----- Lesetext
Gesundheitskrise in Afrika: Botswanas Präsident gibt das Vorbild
Präsident Boko erklärt den Gesundheitsnotstand und will massiv ins staatliche Gesundheitssystem investieren. In ganz Afrika steckt dies in der Krise.

In ganz Botswana seien Krankenhäuser momentan lahmgelegt aus Mangel an Medikamenten, chronische Patienten blieben unbehandelt, sagte Boko zur Begründung des Notstands. „Wir werden dieses System ein für alle Mal reparieren“, sagte der Präsident in seiner Fernsehansprache und kündigte einen neuen staatlichen Gesundheitsfonds an, „um transparenten, nachhaltigen und verlässlichen Zugang zu Medikamenten für alle Bürger zu gewährleisten“.
5 Milliarden Pula (rund 320 Millionen Euro) sollen in den neuen Fonds „Health First Botswana Partnership“ fließen, viel Geld für das Land mit 2,5 Millionen Einwohnern und einem Staatshaushalt von knapp 100 Milliarden Pula im kommenden Haushaltsjahr.
Die ersten 100 Millionen Pula dafür sollen aus der staatlichen „Botswana Development Corporation“ kommen, die ansonsten vor allem die Einnahmen aus dem Diamantenexport anlegt. Die Notstandserklärung stellt sicher, dass es „keine rechtlichen oder regulatorischen Hindernisse zur Mobilisierung der nötigen Ressourcen“ gibt, so Boko weiter.
US-Kürzungen führten zu Medikamentenmangel
Als erstes stellt das Finanzministerium 250 Millionen Pula zum sofortigen Ankauf knapper Medikamente zur Verfügung. Nach Angaben des Gesundheitsministeriums werden vor allem Medikamente gegen HIV-Aids, Tuberkulose und Krebs benötigt.
Ein Drittel der Aidsmedikamente in Botswana kamen bislang aus der US-Entwicklungshilfe, das ist jetzt den Kürzungen der Regierung Trump zum Opfer gefallen. Das gesamte öffentliche Gesundheitswesen schiebt Schulden von über 1 Milliarde Pula vor sich her und hat deswegen alle Überweisungen zu nicht lebensnotwendigen chirurgischen Eingriffen und Organtransplantationen ausgesetzt.
All dies soll jetzt ein Ende haben, verspricht der Präsident. „Die Regierung wird nicht ruhen, bis nicht jeder Motswana ununterbrochenen Zugang zu hochwertiger medizinischer Versorgung hat“, sagte er.
Bloß nicht ins heimische Krankenhaus
Die Ankündigung verstärkter Investitionen ins heimische Gesundheitssystem kommt zu einer Zeit, in der in Afrika zunehmend über die Kluft zwischen Reich und Arm in der Gesundheit diskutiert wird. Viele afrikanische Politiker und Angehörige der global vernetzten Elite reisen zu jeder medizinischen Behandlung nach Europa, Asien oder Amerika.
----------
----- Datengrundlage
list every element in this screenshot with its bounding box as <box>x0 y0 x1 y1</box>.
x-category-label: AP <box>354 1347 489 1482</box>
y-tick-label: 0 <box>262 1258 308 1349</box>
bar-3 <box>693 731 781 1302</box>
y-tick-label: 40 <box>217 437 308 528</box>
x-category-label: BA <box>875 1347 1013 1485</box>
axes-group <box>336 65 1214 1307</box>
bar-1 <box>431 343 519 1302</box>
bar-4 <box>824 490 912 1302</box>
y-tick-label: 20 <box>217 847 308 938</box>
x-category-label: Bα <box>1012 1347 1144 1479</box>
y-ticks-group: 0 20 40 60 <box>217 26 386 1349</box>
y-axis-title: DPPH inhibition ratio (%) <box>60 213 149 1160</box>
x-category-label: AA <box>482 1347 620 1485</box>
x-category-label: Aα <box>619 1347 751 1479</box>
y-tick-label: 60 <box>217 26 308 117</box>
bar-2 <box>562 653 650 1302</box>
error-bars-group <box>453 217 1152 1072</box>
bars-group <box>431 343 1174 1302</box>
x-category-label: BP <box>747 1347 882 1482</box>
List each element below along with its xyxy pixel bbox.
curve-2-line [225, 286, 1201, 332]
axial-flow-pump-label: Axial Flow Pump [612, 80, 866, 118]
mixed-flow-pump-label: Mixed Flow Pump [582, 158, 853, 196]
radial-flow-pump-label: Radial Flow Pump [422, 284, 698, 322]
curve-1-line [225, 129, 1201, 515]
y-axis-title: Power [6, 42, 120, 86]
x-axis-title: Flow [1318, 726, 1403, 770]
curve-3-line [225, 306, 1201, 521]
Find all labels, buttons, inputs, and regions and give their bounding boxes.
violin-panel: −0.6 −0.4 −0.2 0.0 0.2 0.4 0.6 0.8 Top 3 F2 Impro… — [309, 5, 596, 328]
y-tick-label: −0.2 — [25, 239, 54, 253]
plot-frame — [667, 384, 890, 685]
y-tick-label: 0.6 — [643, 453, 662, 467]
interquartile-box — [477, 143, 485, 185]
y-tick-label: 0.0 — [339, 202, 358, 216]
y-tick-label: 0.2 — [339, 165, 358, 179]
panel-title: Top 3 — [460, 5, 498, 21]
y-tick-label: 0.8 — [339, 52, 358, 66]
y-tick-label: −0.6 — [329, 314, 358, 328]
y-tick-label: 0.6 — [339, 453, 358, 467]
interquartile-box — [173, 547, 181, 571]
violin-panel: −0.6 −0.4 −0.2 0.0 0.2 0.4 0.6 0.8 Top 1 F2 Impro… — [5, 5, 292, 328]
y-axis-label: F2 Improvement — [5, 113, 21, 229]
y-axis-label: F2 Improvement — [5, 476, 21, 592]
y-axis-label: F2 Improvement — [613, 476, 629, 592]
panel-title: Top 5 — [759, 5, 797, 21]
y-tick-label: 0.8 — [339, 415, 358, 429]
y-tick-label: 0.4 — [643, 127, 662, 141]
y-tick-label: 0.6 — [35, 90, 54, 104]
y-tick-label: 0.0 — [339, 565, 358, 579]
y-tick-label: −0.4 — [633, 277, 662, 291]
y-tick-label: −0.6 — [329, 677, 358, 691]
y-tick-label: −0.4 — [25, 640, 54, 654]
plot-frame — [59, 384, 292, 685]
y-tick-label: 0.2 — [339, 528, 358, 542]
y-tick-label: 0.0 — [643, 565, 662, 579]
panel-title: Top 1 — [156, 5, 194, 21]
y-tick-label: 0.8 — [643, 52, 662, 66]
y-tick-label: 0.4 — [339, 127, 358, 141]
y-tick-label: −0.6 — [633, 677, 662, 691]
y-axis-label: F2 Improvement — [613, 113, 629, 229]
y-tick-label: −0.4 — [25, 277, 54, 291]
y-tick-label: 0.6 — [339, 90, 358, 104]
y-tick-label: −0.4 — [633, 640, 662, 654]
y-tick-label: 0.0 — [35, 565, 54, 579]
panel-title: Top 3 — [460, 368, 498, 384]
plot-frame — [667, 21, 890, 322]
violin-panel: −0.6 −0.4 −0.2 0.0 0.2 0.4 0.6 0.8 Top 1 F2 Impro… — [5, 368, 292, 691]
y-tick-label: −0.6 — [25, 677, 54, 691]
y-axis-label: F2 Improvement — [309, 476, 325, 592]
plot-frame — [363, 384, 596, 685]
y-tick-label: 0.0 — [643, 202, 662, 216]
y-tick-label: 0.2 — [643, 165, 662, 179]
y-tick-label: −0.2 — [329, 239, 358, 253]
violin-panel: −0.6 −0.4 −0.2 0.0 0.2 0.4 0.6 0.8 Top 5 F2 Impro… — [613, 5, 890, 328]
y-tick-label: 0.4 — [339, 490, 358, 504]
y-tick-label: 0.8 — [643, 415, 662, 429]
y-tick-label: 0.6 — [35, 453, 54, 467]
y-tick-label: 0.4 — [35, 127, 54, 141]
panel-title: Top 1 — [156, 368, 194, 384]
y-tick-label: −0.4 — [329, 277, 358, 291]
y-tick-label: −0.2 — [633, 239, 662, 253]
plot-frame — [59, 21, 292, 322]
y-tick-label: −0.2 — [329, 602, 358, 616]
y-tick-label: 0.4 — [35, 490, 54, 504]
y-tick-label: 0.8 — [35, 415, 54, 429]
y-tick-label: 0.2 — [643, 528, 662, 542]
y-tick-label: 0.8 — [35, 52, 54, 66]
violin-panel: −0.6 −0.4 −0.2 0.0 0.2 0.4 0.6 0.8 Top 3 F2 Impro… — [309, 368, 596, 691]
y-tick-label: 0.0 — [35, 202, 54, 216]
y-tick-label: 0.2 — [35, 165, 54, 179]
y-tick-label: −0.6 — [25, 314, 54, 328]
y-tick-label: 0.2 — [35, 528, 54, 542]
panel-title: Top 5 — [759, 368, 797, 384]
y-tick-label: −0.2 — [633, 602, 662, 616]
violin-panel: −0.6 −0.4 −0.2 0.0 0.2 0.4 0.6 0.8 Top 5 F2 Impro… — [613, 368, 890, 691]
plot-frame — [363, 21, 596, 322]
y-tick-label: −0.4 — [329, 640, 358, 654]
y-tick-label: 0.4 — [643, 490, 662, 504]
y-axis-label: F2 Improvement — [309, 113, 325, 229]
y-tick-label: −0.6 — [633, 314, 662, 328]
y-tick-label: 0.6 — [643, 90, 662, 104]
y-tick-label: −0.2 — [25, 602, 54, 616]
----------
- [Zu erledigen]:
- A) Wie viel Geld soll laut Lesetext in den Fonds „Health First Botswana Partnership“ fließen?
- B) Gegen welche Krankheiten werden laut Lesetext vor allem Medikamente benötigt? Nenne alle.
Die Zeilen sind eigenständiges Material und gehören nicht zum Lesetext.

- [Erwartete Ergebnisse]:
- A) 5 Milliarden Pula, rund 320 Millionen Euro.

- B) HIV-Aids, Tuberkulose, Krebs